* [Task to carry out]
The entries below are to be repeated exactly as they stand.
--- START Input ---
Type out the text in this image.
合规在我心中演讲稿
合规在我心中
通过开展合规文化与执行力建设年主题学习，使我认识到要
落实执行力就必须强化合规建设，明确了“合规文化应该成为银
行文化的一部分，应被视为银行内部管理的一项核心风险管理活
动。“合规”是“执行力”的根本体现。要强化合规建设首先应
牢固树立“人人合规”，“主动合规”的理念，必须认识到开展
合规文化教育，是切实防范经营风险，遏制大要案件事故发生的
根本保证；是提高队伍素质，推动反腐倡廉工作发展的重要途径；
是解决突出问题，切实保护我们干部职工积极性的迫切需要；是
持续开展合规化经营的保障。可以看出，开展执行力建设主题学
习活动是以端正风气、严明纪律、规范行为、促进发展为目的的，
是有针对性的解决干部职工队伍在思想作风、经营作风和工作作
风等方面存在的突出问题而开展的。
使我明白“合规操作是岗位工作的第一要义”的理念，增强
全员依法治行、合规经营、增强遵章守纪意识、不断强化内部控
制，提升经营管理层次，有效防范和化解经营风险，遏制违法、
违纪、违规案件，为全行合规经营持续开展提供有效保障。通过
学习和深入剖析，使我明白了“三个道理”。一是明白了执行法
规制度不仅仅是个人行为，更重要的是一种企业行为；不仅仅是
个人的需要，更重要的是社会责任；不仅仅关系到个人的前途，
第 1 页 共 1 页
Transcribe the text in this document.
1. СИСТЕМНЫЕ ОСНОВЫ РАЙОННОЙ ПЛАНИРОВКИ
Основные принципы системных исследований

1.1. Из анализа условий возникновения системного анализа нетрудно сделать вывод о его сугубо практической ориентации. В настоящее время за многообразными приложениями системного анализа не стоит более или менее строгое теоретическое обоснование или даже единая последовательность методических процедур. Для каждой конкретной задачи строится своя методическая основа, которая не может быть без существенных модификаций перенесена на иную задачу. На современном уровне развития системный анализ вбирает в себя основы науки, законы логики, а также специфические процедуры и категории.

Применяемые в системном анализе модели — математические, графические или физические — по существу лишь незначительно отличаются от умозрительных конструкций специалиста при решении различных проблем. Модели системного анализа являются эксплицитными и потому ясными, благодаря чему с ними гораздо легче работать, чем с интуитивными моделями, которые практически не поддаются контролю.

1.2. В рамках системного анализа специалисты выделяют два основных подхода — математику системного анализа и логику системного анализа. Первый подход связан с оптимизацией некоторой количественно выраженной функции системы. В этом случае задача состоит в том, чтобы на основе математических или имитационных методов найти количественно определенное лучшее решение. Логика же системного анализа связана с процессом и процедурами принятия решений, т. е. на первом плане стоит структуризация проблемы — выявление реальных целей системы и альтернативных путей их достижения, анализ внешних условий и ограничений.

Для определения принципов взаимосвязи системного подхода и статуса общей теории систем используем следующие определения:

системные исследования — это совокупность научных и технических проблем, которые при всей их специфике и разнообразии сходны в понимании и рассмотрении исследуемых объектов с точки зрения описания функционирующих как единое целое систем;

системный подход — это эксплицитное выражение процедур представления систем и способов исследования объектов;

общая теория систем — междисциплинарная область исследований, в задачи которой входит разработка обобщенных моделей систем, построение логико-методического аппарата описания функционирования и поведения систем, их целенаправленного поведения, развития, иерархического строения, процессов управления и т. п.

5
--- END Input ---
* [Completed exercise]
Type out the text in this image.
合规在我心中演讲稿
合规在我心中
通过开展合规文化与执行力建设年主题学习，使我认识到要
落实执行力就必须强化合规建设，明确了“合规文化应该成为银
行文化的一部分，应被视为银行内部管理的一项核心风险管理活
动。“合规”是“执行力”的根本体现。要强化合规建设首先应
牢固树立“人人合规”，“主动合规”的理念，必须认识到开展
合规文化教育，是切实防范经营风险，遏制大要案件事故发生的
根本保证；是提高队伍素质，推动反腐倡廉工作发展的重要途径；
是解决突出问题，切实保护我们干部职工积极性的迫切需要；是
持续开展合规化经营的保障。可以看出，开展执行力建设主题学
习活动是以端正风气、严明纪律、规范行为、促进发展为目的的，
是有针对性的解决干部职工队伍在思想作风、经营作风和工作作
风等方面存在的突出问题而开展的。
使我明白“合规操作是岗位工作的第一要义”的理念，增强
全员依法治行、合规经营、增强遵章守纪意识、不断强化内部控
制，提升经营管理层次，有效防范和化解经营风险，遏制违法、
违纪、违规案件，为全行合规经营持续开展提供有效保障。通过
学习和深入剖析，使我明白了“三个道理”。一是明白了执行法
规制度不仅仅是个人行为，更重要的是一种企业行为；不仅仅是
个人的需要，更重要的是社会责任；不仅仅关系到个人的前途，
第 1 页 共 1 页
Transcribe the text in this document.
1. СИСТЕМНЫЕ ОСНОВЫ РАЙОННОЙ ПЛАНИРОВКИ
Основные принципы системных исследований

1.1. Из анализа условий возникновения системного анализа нетрудно сделать вывод о его сугубо практической ориентации. В настоящее время за многообразными приложениями системного анализа не стоит более или менее строгое теоретическое обоснование или даже единая последовательность методических процедур. Для каждой конкретной задачи строится своя методическая основа, которая не может быть без существенных модификаций перенесена на иную задачу. На современном уровне развития системный анализ вбирает в себя основы науки, законы логики, а также специфические процедуры и категории.

Применяемые в системном анализе модели — математические, графические или физические — по существу лишь незначительно отличаются от умозрительных конструкций специалиста при решении различных проблем. Модели системного анализа являются эксплицитными и потому ясными, благодаря чему с ними гораздо легче работать, чем с интуитивными моделями, которые практически не поддаются контролю.

1.2. В рамках системного анализа специалисты выделяют два основных подхода — математику системного анализа и логику системного анализа. Первый подход связан с оптимизацией некоторой количественно выраженной функции системы. В этом случае задача состоит в том, чтобы на основе математических или имитационных методов найти количественно определенное лучшее решение. Логика же системного анализа связана с процессом и процедурами принятия решений, т. е. на первом плане стоит структуризация проблемы — выявление реальных целей системы и альтернативных путей их достижения, анализ внешних условий и ограничений.

Для определения принципов взаимосвязи системного подхода и статуса общей теории систем используем следующие определения:

системные исследования — это совокупность научных и технических проблем, которые при всей их специфике и разнообразии сходны в понимании и рассмотрении исследуемых объектов с точки зрения описания функционирующих как единое целое систем;

системный подход — это эксплицитное выражение процедур представления систем и способов исследования объектов;

общая теория систем — междисциплинарная область исследований, в задачи которой входит разработка обобщенных моделей систем, построение логико-методического аппарата описания функционирования и поведения систем, их целенаправленного поведения, развития, иерархического строения, процессов управления и т. п.

5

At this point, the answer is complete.